What to work on ▸ Could you write out every record below exactly, leaving out any pictures?
━━━━━━
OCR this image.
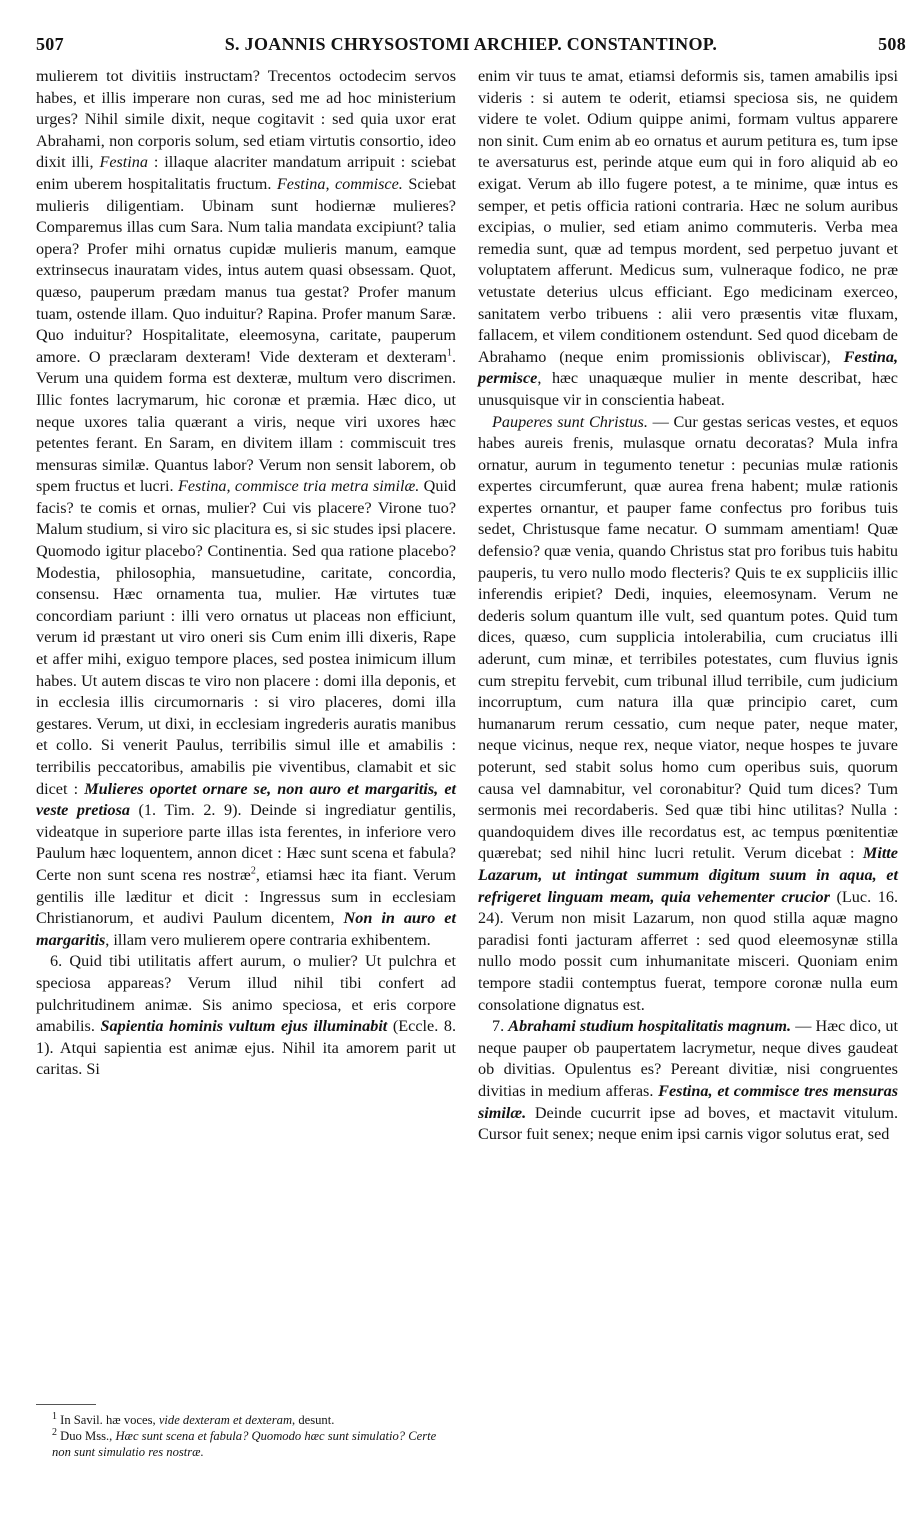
507	S. JOANNIS CHRYSOSTOMI ARCHIEP. CONSTANTINOP.	508

mulierem tot divitiis instructam? Trecentos octodecim servos habes, et illis imperare non curas, sed me ad hoc ministerium urges? Nihil simile dixit, neque cogitavit : sed quia uxor erat Abrahami, non corporis solum, sed etiam virtutis consortio, ideo dixit illi, Festina : illaque alacriter mandatum arripuit : sciebat enim uberem hospitalitatis fructum. Festina, commisce. Sciebat mulieris diligentiam. Ubinam sunt hodiernæ mulieres? Comparemus illas cum Sara. Num talia mandata excipiunt? talia opera? Profer mihi ornatus cupidæ mulieris manum, eamque extrinsecus inauratam vides, intus autem quasi obsessam. Quot, quæso, pauperum prædam manus tua gestat? Profer manum tuam, ostende illam. Quo induitur? Rapina. Profer manum Saræ. Quo induitur? Hospitalitate, eleemosyna, caritate, pauperum amore. O præclaram dexteram! Vide dexteram et dexteram$^1$. Verum una quidem forma est dexteræ, multum vero discrimen. Illic fontes lacrymarum, hic coronæ et præmia. Hæc dico, ut neque uxores talia quærant a viris, neque viri uxores hæc petentes ferant. En Saram, en divitem illam : commiscuit tres mensuras similæ. Quantus labor? Verum non sensit laborem, ob spem fructus et lucri. Festina, commisce tria metra similæ. Quid facis? te comis et ornas, mulier? Cui vis placere? Virone tuo? Malum studium, si viro sic placitura es, si sic studes ipsi placere. Quomodo igitur placebo? Continentia. Sed qua ratione placebo? Modestia, philosophia, mansuetudine, caritate, concordia, consensu. Hæc ornamenta tua, mulier. Hæ virtutes tuæ concordiam pariunt : illi vero ornatus ut placeas non efficiunt, verum id præstant ut viro oneri sis Cum enim illi dixeris, Rape et affer mihi, exiguo tempore places, sed postea inimicum illum habes. Ut autem discas te viro non placere : domi illa deponis, et in ecclesia illis circumornaris : si viro placeres, domi illa gestares. Verum, ut dixi, in ecclesiam ingrederis auratis manibus et collo. Si venerit Paulus, terribilis simul ille et amabilis : terribilis peccatoribus, amabilis pie viventibus, clamabit et sic dicet : Mulieres oportet ornare se, non auro et margaritis, et veste pretiosa (1. Tim. 2. 9). Deinde si ingrediatur gentilis, videatque in superiore parte illas ista ferentes, in inferiore vero Paulum hæc loquentem, annon dicet : Hæc sunt scena et fabula? Certe non sunt scena res nostræ$^2$, etiamsi hæc ita fiant. Verum gentilis ille læditur et dicit : Ingressus sum in ecclesiam Christianorum, et audivi Paulum dicentem, Non in auro et margaritis, illam vero mulierem opere contraria exhibentem.

6. Quid tibi utilitatis affert aurum, o mulier? Ut pulchra et speciosa appareas? Verum illud nihil tibi confert ad pulchritudinem animæ. Sis animo speciosa, et eris corpore amabilis. Sapientia hominis vultum ejus illuminabit (Eccle. 8. 1). Atqui sapientia est animæ ejus. Nihil ita amorem parit ut caritas. Si

enim vir tuus te amat, etiamsi deformis sis, tamen amabilis ipsi videris : si autem te oderit, etiamsi speciosa sis, ne quidem videre te volet. Odium quippe animi, formam vultus apparere non sinit. Cum enim ab eo ornatus et aurum petitura es, tum ipse te aversaturus est, perinde atque eum qui in foro aliquid ab eo exigat. Verum ab illo fugere potest, a te minime, quæ intus es semper, et petis officia rationi contraria. Hæc ne solum auribus excipias, o mulier, sed etiam animo commuteris. Verba mea remedia sunt, quæ ad tempus mordent, sed perpetuo juvant et voluptatem afferunt. Medicus sum, vulneraque fodico, ne præ vetustate deterius ulcus efficiant. Ego medicinam exerceo, sanitatem verbo tribuens : alii vero præsentis vitæ fluxam, fallacem, et vilem conditionem ostendunt. Sed quod dicebam de Abrahamo (neque enim promissionis obliviscar), Festina, permisce, hæc unaquæque mulier in mente describat, hæc unusquisque vir in conscientia habeat.

Pauperes sunt Christus. — Cur gestas sericas vestes, et equos habes aureis frenis, mulasque ornatu decoratas? Mula infra ornatur, aurum in tegumento tenetur : pecunias mulæ rationis expertes circumferunt, quæ aurea frena habent; mulæ rationis expertes ornantur, et pauper fame confectus pro foribus tuis sedet, Christusque fame necatur. O summam amentiam! Quæ defensio? quæ venia, quando Christus stat pro foribus tuis habitu pauperis, tu vero nullo modo flecteris? Quis te ex suppliciis illic inferendis eripiet? Dedi, inquies, eleemosynam. Verum ne dederis solum quantum ille vult, sed quantum potes. Quid tum dices, quæso, cum supplicia intolerabilia, cum cruciatus illi aderunt, cum minæ, et terribiles potestates, cum fluvius ignis cum strepitu fervebit, cum tribunal illud terribile, cum judicium incorruptum, cum natura illa quæ principio caret, cum humanarum rerum cessatio, cum neque pater, neque mater, neque vicinus, neque rex, neque viator, neque hospes te juvare poterunt, sed stabit solus homo cum operibus suis, quorum causa vel damnabitur, vel coronabitur? Quid tum dices? Tum sermonis mei recordaberis. Sed quæ tibi hinc utilitas? Nulla : quandoquidem dives ille recordatus est, ac tempus pœnitentiæ quærebat; sed nihil hinc lucri retulit. Verum dicebat : Mitte Lazarum, ut intingat summum digitum suum in aqua, et refrigeret linguam meam, quia vehementer crucior (Luc. 16. 24). Verum non misit Lazarum, non quod stilla aquæ magno paradisi fonti jacturam afferret : sed quod eleemosynæ stilla nullo modo possit cum inhumanitate misceri. Quoniam enim tempore stadii contemptus fuerat, tempore coronæ nulla eum consolatione dignatus est.

7. Abrahami studium hospitalitatis magnum. — Hæc dico, ut neque pauper ob paupertatem lacrymetur, neque dives gaudeat ob divitias. Opulentus es? Pereant divitiæ, nisi congruentes divitias in medium afferas. Festina, et commisce tres mensuras similæ. Deinde cucurrit ipse ad boves, et mactavit vitulum. Cursor fuit senex; neque enim ipsi carnis vigor solutus erat, sed

$^1$ In Savil. hæ voces, vide dexteram et dexteram, desunt.

$^2$ Duo Mss., Hæc sunt scena et fabula? Quomodo hæc sunt simulatio? Certe non sunt simulatio res nostræ.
━━━━━━
Solution below ▸
OCR this image.
507	S. JOANNIS CHRYSOSTOMI ARCHIEP. CONSTANTINOP.	508

mulierem tot divitiis instructam? Trecentos octodecim servos habes, et illis imperare non curas, sed me ad hoc ministerium urges? Nihil simile dixit, neque cogitavit : sed quia uxor erat Abrahami, non corporis solum, sed etiam virtutis consortio, ideo dixit illi, Festina : illaque alacriter mandatum arripuit : sciebat enim uberem hospitalitatis fructum. Festina, commisce. Sciebat mulieris diligentiam. Ubinam sunt hodiernæ mulieres? Comparemus illas cum Sara. Num talia mandata excipiunt? talia opera? Profer mihi ornatus cupidæ mulieris manum, eamque extrinsecus inauratam vides, intus autem quasi obsessam. Quot, quæso, pauperum prædam manus tua gestat? Profer manum tuam, ostende illam. Quo induitur? Rapina. Profer manum Saræ. Quo induitur? Hospitalitate, eleemosyna, caritate, pauperum amore. O præclaram dexteram! Vide dexteram et dexteram$^1$. Verum una quidem forma est dexteræ, multum vero discrimen. Illic fontes lacrymarum, hic coronæ et præmia. Hæc dico, ut neque uxores talia quærant a viris, neque viri uxores hæc petentes ferant. En Saram, en divitem illam : commiscuit tres mensuras similæ. Quantus labor? Verum non sensit laborem, ob spem fructus et lucri. Festina, commisce tria metra similæ. Quid facis? te comis et ornas, mulier? Cui vis placere? Virone tuo? Malum studium, si viro sic placitura es, si sic studes ipsi placere. Quomodo igitur placebo? Continentia. Sed qua ratione placebo? Modestia, philosophia, mansuetudine, caritate, concordia, consensu. Hæc ornamenta tua, mulier. Hæ virtutes tuæ concordiam pariunt : illi vero ornatus ut placeas non efficiunt, verum id præstant ut viro oneri sis Cum enim illi dixeris, Rape et affer mihi, exiguo tempore places, sed postea inimicum illum habes. Ut autem discas te viro non placere : domi illa deponis, et in ecclesia illis circumornaris : si viro placeres, domi illa gestares. Verum, ut dixi, in ecclesiam ingrederis auratis manibus et collo. Si venerit Paulus, terribilis simul ille et amabilis : terribilis peccatoribus, amabilis pie viventibus, clamabit et sic dicet : Mulieres oportet ornare se, non auro et margaritis, et veste pretiosa (1. Tim. 2. 9). Deinde si ingrediatur gentilis, videatque in superiore parte illas ista ferentes, in inferiore vero Paulum hæc loquentem, annon dicet : Hæc sunt scena et fabula? Certe non sunt scena res nostræ$^2$, etiamsi hæc ita fiant. Verum gentilis ille læditur et dicit : Ingressus sum in ecclesiam Christianorum, et audivi Paulum dicentem, Non in auro et margaritis, illam vero mulierem opere contraria exhibentem.

6. Quid tibi utilitatis affert aurum, o mulier? Ut pulchra et speciosa appareas? Verum illud nihil tibi confert ad pulchritudinem animæ. Sis animo speciosa, et eris corpore amabilis. Sapientia hominis vultum ejus illuminabit (Eccle. 8. 1). Atqui sapientia est animæ ejus. Nihil ita amorem parit ut caritas. Si

enim vir tuus te amat, etiamsi deformis sis, tamen amabilis ipsi videris : si autem te oderit, etiamsi speciosa sis, ne quidem videre te volet. Odium quippe animi, formam vultus apparere non sinit. Cum enim ab eo ornatus et aurum petitura es, tum ipse te aversaturus est, perinde atque eum qui in foro aliquid ab eo exigat. Verum ab illo fugere potest, a te minime, quæ intus es semper, et petis officia rationi contraria. Hæc ne solum auribus excipias, o mulier, sed etiam animo commuteris. Verba mea remedia sunt, quæ ad tempus mordent, sed perpetuo juvant et voluptatem afferunt. Medicus sum, vulneraque fodico, ne præ vetustate deterius ulcus efficiant. Ego medicinam exerceo, sanitatem verbo tribuens : alii vero præsentis vitæ fluxam, fallacem, et vilem conditionem ostendunt. Sed quod dicebam de Abrahamo (neque enim promissionis obliviscar), Festina, permisce, hæc unaquæque mulier in mente describat, hæc unusquisque vir in conscientia habeat.

Pauperes sunt Christus. — Cur gestas sericas vestes, et equos habes aureis frenis, mulasque ornatu decoratas? Mula infra ornatur, aurum in tegumento tenetur : pecunias mulæ rationis expertes circumferunt, quæ aurea frena habent; mulæ rationis expertes ornantur, et pauper fame confectus pro foribus tuis sedet, Christusque fame necatur. O summam amentiam! Quæ defensio? quæ venia, quando Christus stat pro foribus tuis habitu pauperis, tu vero nullo modo flecteris? Quis te ex suppliciis illic inferendis eripiet? Dedi, inquies, eleemosynam. Verum ne dederis solum quantum ille vult, sed quantum potes. Quid tum dices, quæso, cum supplicia intolerabilia, cum cruciatus illi aderunt, cum minæ, et terribiles potestates, cum fluvius ignis cum strepitu fervebit, cum tribunal illud terribile, cum judicium incorruptum, cum natura illa quæ principio caret, cum humanarum rerum cessatio, cum neque pater, neque mater, neque vicinus, neque rex, neque viator, neque hospes te juvare poterunt, sed stabit solus homo cum operibus suis, quorum causa vel damnabitur, vel coronabitur? Quid tum dices? Tum sermonis mei recordaberis. Sed quæ tibi hinc utilitas? Nulla : quandoquidem dives ille recordatus est, ac tempus pœnitentiæ quærebat; sed nihil hinc lucri retulit. Verum dicebat : Mitte Lazarum, ut intingat summum digitum suum in aqua, et refrigeret linguam meam, quia vehementer crucior (Luc. 16. 24). Verum non misit Lazarum, non quod stilla aquæ magno paradisi fonti jacturam afferret : sed quod eleemosynæ stilla nullo modo possit cum inhumanitate misceri. Quoniam enim tempore stadii contemptus fuerat, tempore coronæ nulla eum consolatione dignatus est.

7. Abrahami studium hospitalitatis magnum. — Hæc dico, ut neque pauper ob paupertatem lacrymetur, neque dives gaudeat ob divitias. Opulentus es? Pereant divitiæ, nisi congruentes divitias in medium afferas. Festina, et commisce tres mensuras similæ. Deinde cucurrit ipse ad boves, et mactavit vitulum. Cursor fuit senex; neque enim ipsi carnis vigor solutus erat, sed

$^1$ In Savil. hæ voces, vide dexteram et dexteram, desunt.

$^2$ Duo Mss., Hæc sunt scena et fabula? Quomodo hæc sunt simulatio? Certe non sunt simulatio res nostræ.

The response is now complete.